Problem to work on: Reproduce the data from the line with "1266, 724, 1306]" up to and including the line with "521, 497, 559]", swapping "globe-icon" for "world-icon" and keeping everything else unchanged.

Provided entries:

----------------

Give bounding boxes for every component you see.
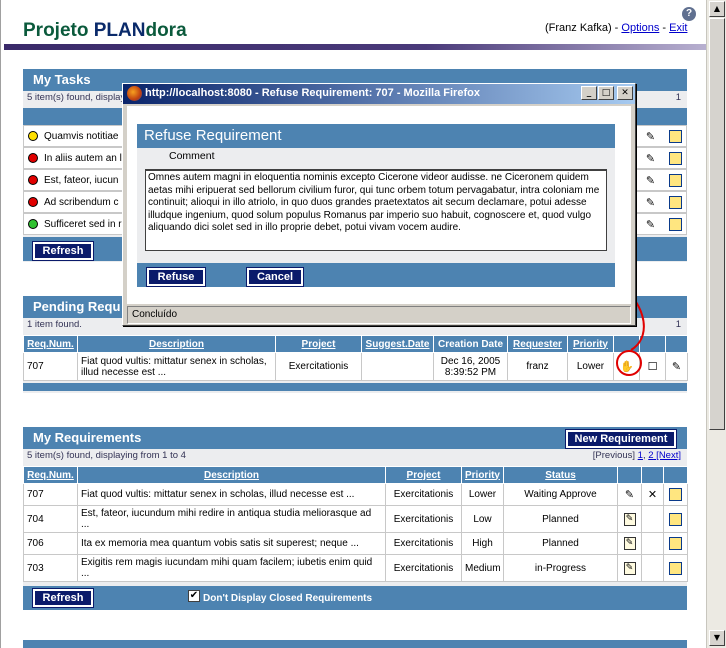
edit-note-icon[interactable]: ✎ [623,512,636,526]
refuse-button[interactable]: Refuse [147,268,205,286]
header-divider [4,44,707,50]
dialog-titlebar[interactable]: http://localhost:8080 - Refuse Requireme… [123,84,635,104]
dialog-content: Refuse Requirement Comment Omnes autem m… [127,106,631,304]
comment-label: Comment [137,148,615,165]
edit-note-icon[interactable]: ✎ [623,537,636,550]
close-button[interactable]: ✕ [617,86,633,100]
edit-pencil-icon[interactable]: ✎ [623,488,636,501]
comment-area: Omnes autem magni in eloquentia nominis … [137,165,615,263]
col-status[interactable]: Status [503,466,618,484]
edit-pencil-icon[interactable]: ✎ [644,218,657,231]
new-requirement-button[interactable]: New Requirement [566,430,676,448]
table-row: 703 Exigitis rem magis iucundam mihi quam… [23,554,688,582]
minimize-button[interactable]: _ [581,86,597,100]
details-book-icon[interactable] [669,130,682,143]
vertical-scrollbar[interactable]: ▲ ▼ [706,0,726,648]
details-book-icon[interactable] [669,152,682,165]
pager: [Previous] 1, 2 [Next] [592,450,681,461]
edit-pencil-icon[interactable]: ✎ [644,152,657,165]
maximize-button[interactable]: □ [598,86,614,100]
col-req-num[interactable]: Req.Num. [23,335,78,353]
comment-textarea[interactable]: Omnes autem magni in eloquentia nominis … [145,169,607,251]
priority-dot-icon [28,219,38,229]
my-requirements-info: 5 item(s) found, displaying from 1 to 4[… [27,450,681,461]
edit-note-icon[interactable]: ✎ [623,561,636,575]
details-book-icon[interactable] [669,174,682,187]
col-project[interactable]: Project [275,335,362,353]
scroll-thumb[interactable] [709,18,725,430]
col-req-num[interactable]: Req.Num. [23,466,78,484]
pending-footer [23,383,687,391]
table-row: 704 Est, fateor, iucundum mihi redire in … [23,505,688,533]
browser-viewport: Projeto PLANdora ? (Franz Kafka) - Optio… [0,0,707,648]
col-priority[interactable]: Priority [461,466,504,484]
details-book-icon[interactable] [669,512,682,526]
exit-link[interactable]: Exit [669,22,687,34]
refresh-button[interactable]: Refresh [33,589,93,607]
priority-dot-icon [28,131,38,141]
edit-pencil-icon[interactable]: ✎ [670,360,683,373]
options-link[interactable]: Options [621,22,659,34]
app-logo[interactable]: Projeto PLANdora [23,20,187,42]
table-row: 706 Ita ex memoria mea quantum vobis sati… [23,532,688,555]
refresh-button[interactable]: Refresh [33,242,93,260]
details-book-icon[interactable] [669,196,682,209]
dialog-heading: Refuse Requirement [137,124,615,148]
next-link[interactable]: [Next] [654,450,681,461]
dialog-button-bar: Refuse Cancel [137,263,615,287]
col-description[interactable]: Description [77,466,386,484]
details-book-icon[interactable] [669,218,682,231]
col-suggest-date[interactable]: Suggest.Date [361,335,434,353]
closed-requirements-checkbox[interactable]: ✔ [188,590,200,602]
delete-x-icon[interactable]: ✕ [646,488,659,501]
table-row: 707 Fiat quod vultis: mittatur senex in s… [23,483,688,506]
col-project[interactable]: Project [385,466,462,484]
details-book-icon[interactable] [669,537,682,550]
priority-dot-icon [28,175,38,185]
browser-status-bar: Concluído [127,306,631,324]
user-menu: (Franz Kafka) - Options - Exit [545,22,688,34]
col-requester[interactable]: Requester [507,335,568,353]
my-requirements-footer: Refresh ✔ Don't Display Closed Requireme… [23,586,687,610]
edit-pencil-icon[interactable]: ✎ [644,130,657,143]
checkbox-label: Don't Display Closed Requirements [203,593,373,604]
scroll-down-icon[interactable]: ▼ [709,630,725,646]
col-creation-date: Creation Date [433,335,508,353]
priority-dot-icon [28,153,38,163]
firefox-icon [127,86,142,101]
refuse-requirement-dialog: http://localhost:8080 - Refuse Requireme… [122,83,636,326]
details-book-icon[interactable] [669,488,682,501]
scroll-up-icon[interactable]: ▲ [709,1,725,17]
priority-dot-icon [28,197,38,207]
edit-pencil-icon[interactable]: ✎ [644,174,657,187]
col-description[interactable]: Description [77,335,276,353]
page-footer-bar [23,640,687,648]
edit-pencil-icon[interactable]: ✎ [644,196,657,209]
help-icon[interactable]: ? [682,7,696,21]
my-requirements-panel: My Requirements New Requirement 5 item(s… [23,427,688,610]
my-requirements-table: Req.Num. Description Project Priority St… [23,466,688,582]
cancel-button[interactable]: Cancel [247,268,303,286]
details-book-icon[interactable] [669,561,682,575]
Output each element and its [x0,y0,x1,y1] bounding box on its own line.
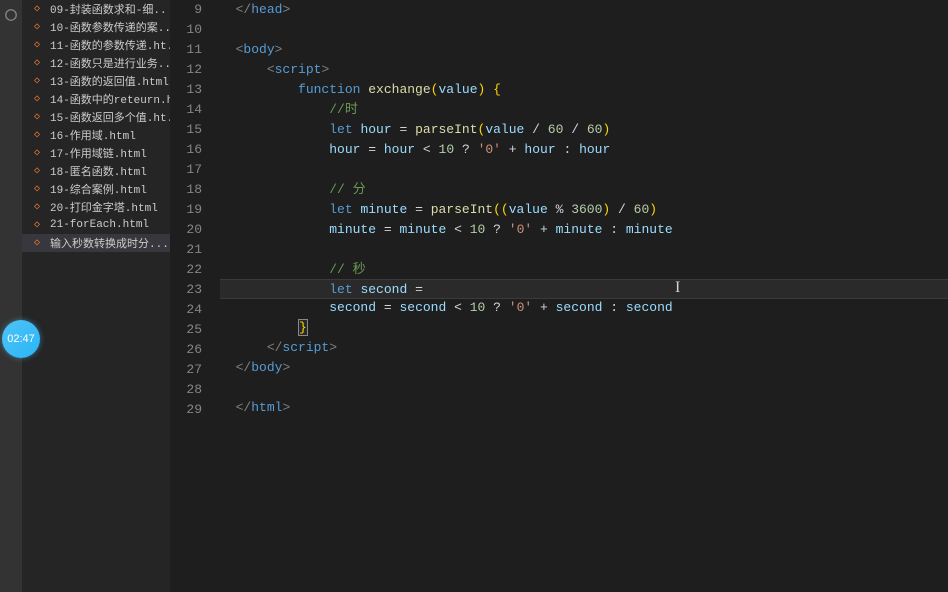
line-number: 19 [170,200,202,220]
file-label: 18-匿名函数.html [50,163,147,179]
html-file-icon [34,237,40,249]
file-explorer[interactable]: 09-封装函数求和-细.. 10-函数参数传递的案.. 11-函数的参数传递.ht.… [22,0,170,592]
file-item[interactable]: 14-函数中的reteurn.h.. [22,90,170,108]
file-label: 21-forEach.html [50,219,149,231]
code-line[interactable]: </script> [220,338,948,358]
code-line[interactable] [220,160,948,180]
html-file-icon [34,219,40,231]
html-file-icon [34,147,40,159]
code-line[interactable]: let second = I [220,279,948,299]
file-label: 20-打印金字塔.html [50,199,158,215]
file-item[interactable]: 15-函数返回多个值.ht.. [22,108,170,126]
line-number: 21 [170,240,202,260]
file-item[interactable]: 13-函数的返回值.html [22,72,170,90]
html-file-icon [34,21,40,33]
file-item[interactable]: 输入秒数转换成时分... [22,234,170,252]
code-line[interactable] [220,378,948,398]
line-number: 24 [170,300,202,320]
html-file-icon [34,183,40,195]
file-item[interactable]: 17-作用域链.html [22,144,170,162]
line-number: 27 [170,360,202,380]
code-line[interactable] [220,240,948,260]
code-editor[interactable]: 9101112131415161718192021222324252627282… [170,0,948,592]
code-line[interactable]: hour = hour < 10 ? '0' + hour : hour [220,140,948,160]
html-file-icon [34,57,40,69]
code-line[interactable]: //时 [220,100,948,120]
code-line[interactable]: <script> [220,60,948,80]
line-number: 12 [170,60,202,80]
html-file-icon [34,75,40,87]
code-line[interactable]: second = second < 10 ? '0' + second : se… [220,298,948,318]
html-file-icon [34,201,40,213]
timer-text: 02:47 [7,333,35,345]
line-number: 14 [170,100,202,120]
file-label: 14-函数中的reteurn.h.. [50,91,170,107]
line-number: 22 [170,260,202,280]
line-number: 17 [170,160,202,180]
line-number: 16 [170,140,202,160]
line-number: 25 [170,320,202,340]
file-label: 输入秒数转换成时分... [50,235,169,251]
file-item[interactable]: 18-匿名函数.html [22,162,170,180]
line-number: 28 [170,380,202,400]
file-label: 17-作用域链.html [50,145,147,161]
file-label: 12-函数只是进行业务.. [50,55,170,71]
html-file-icon [34,165,40,177]
html-file-icon [34,3,40,15]
code-line[interactable]: // 分 [220,180,948,200]
code-line[interactable]: let hour = parseInt(value / 60 / 60) [220,120,948,140]
line-number: 15 [170,120,202,140]
code-line[interactable]: </head> [220,0,948,20]
file-label: 15-函数返回多个值.ht.. [50,109,170,125]
line-number: 11 [170,40,202,60]
file-label: 19-综合案例.html [50,181,147,197]
line-number: 26 [170,340,202,360]
code-line[interactable]: </body> [220,358,948,378]
file-label: 10-函数参数传递的案.. [50,19,170,35]
html-file-icon [34,39,40,51]
timer-badge[interactable]: 02:47 [2,320,40,358]
html-file-icon [34,93,40,105]
file-item[interactable]: 09-封装函数求和-细.. [22,0,170,18]
activity-bar [0,0,22,592]
file-item[interactable]: 16-作用域.html [22,126,170,144]
code-line[interactable]: } [220,318,948,338]
code-area[interactable]: </head> <body> <script> function exchang… [220,0,948,592]
explorer-icon[interactable] [0,4,22,26]
text-cursor: I [675,278,680,298]
file-label: 09-封装函数求和-细.. [50,1,167,17]
code-line[interactable]: // 秒 [220,260,948,280]
file-item[interactable]: 19-综合案例.html [22,180,170,198]
file-item[interactable]: 12-函数只是进行业务.. [22,54,170,72]
code-line[interactable]: minute = minute < 10 ? '0' + minute : mi… [220,220,948,240]
line-number: 10 [170,20,202,40]
html-file-icon [34,129,40,141]
code-line[interactable]: <body> [220,40,948,60]
file-item[interactable]: 10-函数参数传递的案.. [22,18,170,36]
line-number: 29 [170,400,202,420]
line-number: 13 [170,80,202,100]
code-line[interactable]: function exchange(value) { [220,80,948,100]
line-number: 9 [170,0,202,20]
file-label: 16-作用域.html [50,127,136,143]
code-line[interactable]: </html> [220,398,948,418]
file-label: 13-函数的返回值.html [50,73,169,89]
file-label: 11-函数的参数传递.ht.. [50,37,170,53]
file-item[interactable]: 21-forEach.html [22,216,170,234]
code-line[interactable] [220,20,948,40]
file-item[interactable]: 20-打印金字塔.html [22,198,170,216]
line-gutter: 9101112131415161718192021222324252627282… [170,0,220,592]
code-line[interactable]: let minute = parseInt((value % 3600) / 6… [220,200,948,220]
file-item[interactable]: 11-函数的参数传递.ht.. [22,36,170,54]
line-number: 20 [170,220,202,240]
html-file-icon [34,111,40,123]
line-number: 18 [170,180,202,200]
line-number: 23 [170,280,202,300]
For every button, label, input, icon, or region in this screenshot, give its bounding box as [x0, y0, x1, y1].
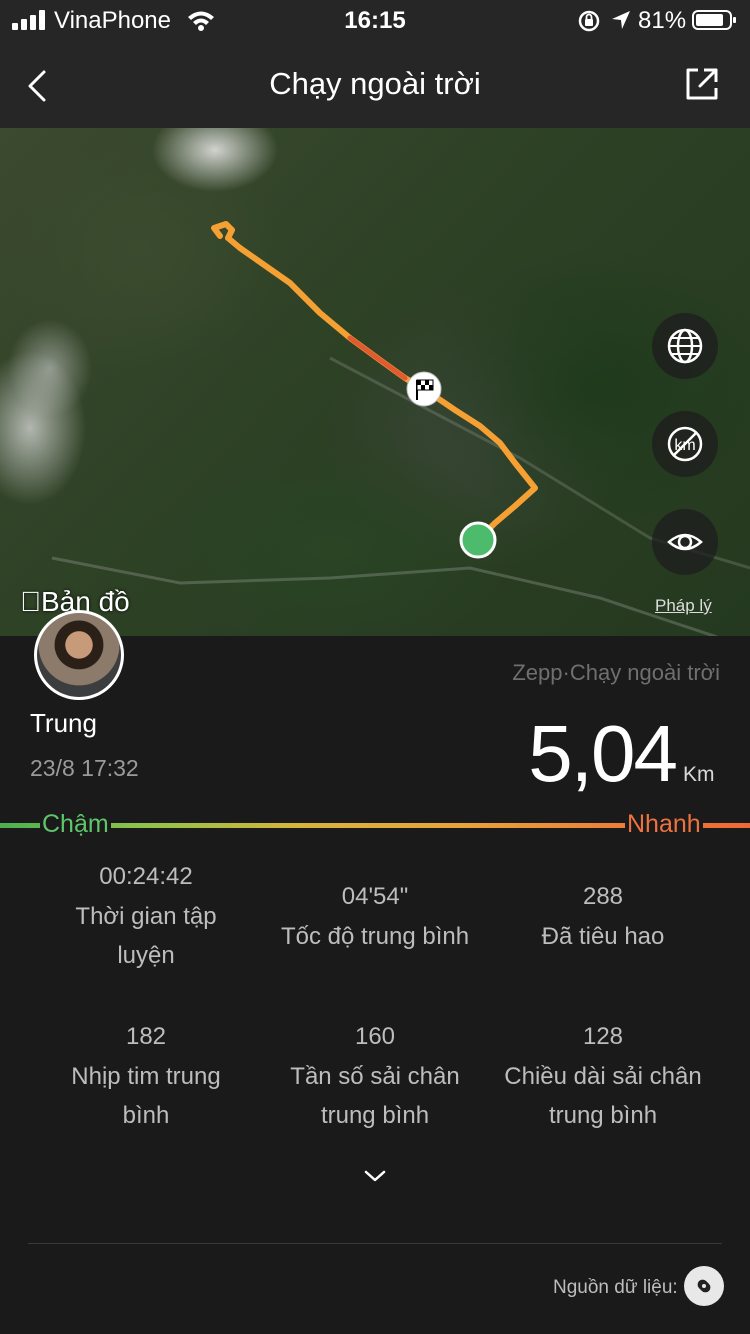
data-source-device-button[interactable]	[684, 1266, 724, 1306]
battery-icon	[692, 10, 736, 30]
data-source-label: Nguồn dữ liệu:	[553, 1277, 678, 1298]
stat-label: Tốc độ trung bình	[280, 923, 470, 950]
pace-slow-label: Chậm	[40, 810, 111, 839]
km-marker-toggle[interactable]: km	[652, 411, 718, 477]
finish-flag-icon	[406, 371, 442, 407]
expand-chevron-down-icon[interactable]	[363, 1168, 387, 1184]
orientation-lock-icon	[578, 10, 600, 32]
stat-avg-stride: 128 Chiều dài sải chân trung bình	[488, 1017, 718, 1135]
workout-date: 23/8 17:32	[30, 755, 139, 781]
route-overlay	[51, 221, 750, 636]
globe-icon	[667, 328, 703, 364]
page-title: Chạy ngoài trời	[269, 66, 481, 101]
stat-label: Tần số sải chân	[290, 1063, 460, 1090]
nav-bar: Chạy ngoài trời	[0, 44, 750, 128]
stat-duration: 00:24:42 Thời gian tập luyện	[31, 857, 261, 975]
km-off-icon: km	[667, 426, 703, 462]
distance-value: 5,04	[528, 709, 678, 798]
start-marker-icon	[459, 521, 497, 559]
apple-logo-icon: 	[20, 586, 41, 617]
stat-label: bình	[122, 1102, 170, 1129]
stat-calories: 288 Đã tiêu hao	[488, 877, 718, 956]
legal-link[interactable]: Pháp lý	[655, 596, 712, 616]
stat-avg-pace: 04'54" Tốc độ trung bình	[260, 877, 490, 956]
stat-value: 182	[125, 1023, 167, 1050]
distance-unit: Km	[683, 763, 715, 786]
battery-percent: 81%	[638, 7, 687, 34]
stat-value: 288	[582, 883, 624, 910]
stat-avg-cadence: 160 Tần số sải chân trung bình	[260, 1017, 490, 1135]
share-button[interactable]	[682, 64, 722, 104]
eye-icon	[667, 533, 703, 551]
stat-label: luyện	[117, 942, 175, 969]
visibility-toggle[interactable]	[652, 509, 718, 575]
divider	[28, 1243, 722, 1244]
stat-label: trung bình	[548, 1102, 658, 1129]
pace-fast-label: Nhanh	[625, 810, 703, 839]
stat-label: Thời gian tập	[75, 903, 217, 930]
stat-avg-heart-rate: 182 Nhịp tim trung bình	[31, 1017, 261, 1135]
avatar[interactable]	[34, 610, 124, 700]
stat-label: Nhịp tim trung	[71, 1063, 221, 1090]
stat-value: 00:24:42	[99, 863, 193, 890]
watch-device-icon	[697, 1279, 711, 1293]
stat-value: 160	[354, 1023, 396, 1050]
map-layer-button[interactable]	[652, 313, 718, 379]
workout-source: Zepp·Chạy ngoài trời	[512, 660, 720, 685]
stat-label: Đã tiêu hao	[541, 923, 665, 950]
route-map[interactable]: km Bản đồ Pháp lý	[0, 128, 750, 636]
stat-value: 128	[582, 1023, 624, 1050]
location-arrow-icon	[612, 11, 630, 29]
stat-label: trung bình	[320, 1102, 430, 1129]
stat-label: Chiều dài sải chân	[504, 1063, 702, 1090]
status-bar: VinaPhone 16:15 81%	[0, 0, 750, 44]
user-name: Trung	[30, 708, 97, 738]
stat-value: 04'54"	[341, 883, 409, 910]
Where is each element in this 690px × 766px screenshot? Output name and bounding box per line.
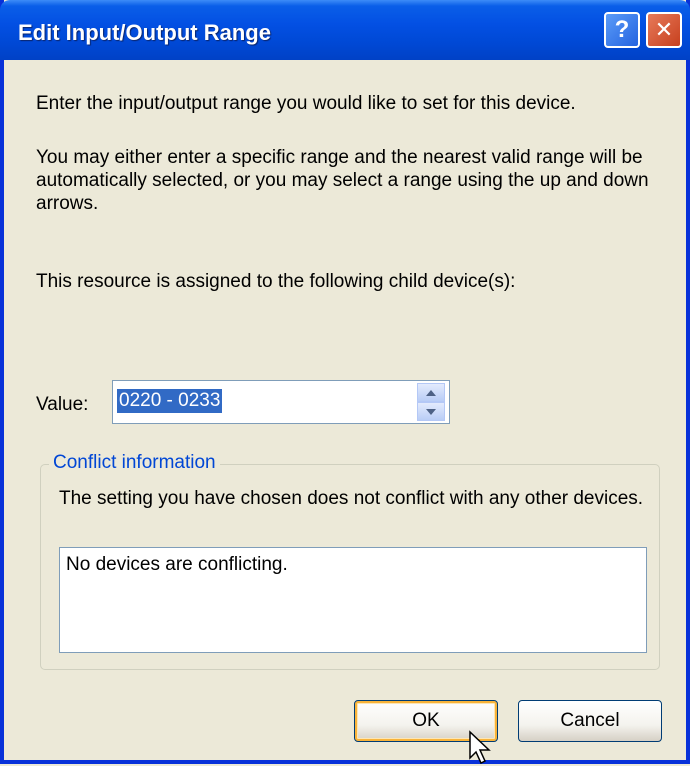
conflict-list[interactable]: No devices are conflicting.	[59, 547, 647, 653]
dialog-content: Enter the input/output range you would l…	[4, 60, 686, 765]
ok-label: OK	[412, 710, 440, 731]
assigned-text: This resource is assigned to the followi…	[36, 271, 516, 292]
title-bar[interactable]: Edit Input/Output Range ? ✕	[0, 0, 690, 60]
cancel-label: Cancel	[560, 710, 620, 731]
dialog-window: Edit Input/Output Range ? ✕ Enter the in…	[0, 0, 690, 765]
close-icon: ✕	[654, 17, 674, 43]
spin-down-button[interactable]	[417, 402, 445, 421]
conflict-description: The setting you have chosen does not con…	[59, 488, 644, 509]
spin-up-arrow-icon	[426, 389, 436, 396]
window-title: Edit Input/Output Range	[18, 20, 271, 45]
help-button[interactable]: ?	[604, 12, 640, 48]
instructions-text: You may either enter a specific range an…	[36, 147, 649, 214]
spin-down-arrow-icon	[426, 408, 436, 415]
spin-up-button[interactable]	[417, 383, 445, 402]
close-button[interactable]: ✕	[646, 12, 682, 48]
conflict-groupbox: Conflict information The setting you hav…	[40, 452, 660, 670]
value-spinbox[interactable]: 0220 - 0233	[112, 380, 450, 424]
cancel-button[interactable]: Cancel	[518, 700, 662, 742]
intro-text: Enter the input/output range you would l…	[36, 93, 576, 114]
conflict-group-title: Conflict information	[49, 452, 220, 474]
help-icon: ?	[614, 16, 630, 43]
value-field-text[interactable]: 0220 - 0233	[117, 389, 223, 413]
list-item: No devices are conflicting.	[66, 554, 288, 575]
value-label: Value:	[36, 394, 89, 415]
mouse-pointer-icon	[469, 730, 491, 765]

----------------

Result for this exercise:
data-source-device-button[interactable]	[684, 1266, 724, 1306]
battery-icon	[692, 10, 736, 30]
data-source-label: Nguồn dữ liệu:	[553, 1277, 678, 1298]
stat-label: Tốc độ trung bình	[280, 923, 470, 950]
pace-slow-label: Chậm	[40, 810, 111, 839]
km-marker-toggle[interactable]: km	[652, 411, 718, 477]
finish-flag-icon	[406, 371, 442, 407]
expand-chevron-down-icon[interactable]	[363, 1168, 387, 1184]
orientation-lock-icon	[578, 10, 600, 32]
stat-avg-stride: 128 Chiều dài sải chân trung bình	[488, 1017, 718, 1135]
workout-date: 23/8 17:32	[30, 755, 139, 781]
route-overlay	[51, 221, 750, 636]
world-icon	[667, 328, 703, 364]
page-title: Chạy ngoài trời	[269, 66, 481, 101]
stat-label: Tần số sải chân	[290, 1063, 460, 1090]
nav-bar: Chạy ngoài trời	[0, 44, 750, 128]
stat-duration: 00:24:42 Thời gian tập luyện	[31, 857, 261, 975]
km-off-icon: km	[667, 426, 703, 462]
distance-value: 5,04	[528, 709, 678, 798]
start-marker-icon	[459, 521, 497, 559]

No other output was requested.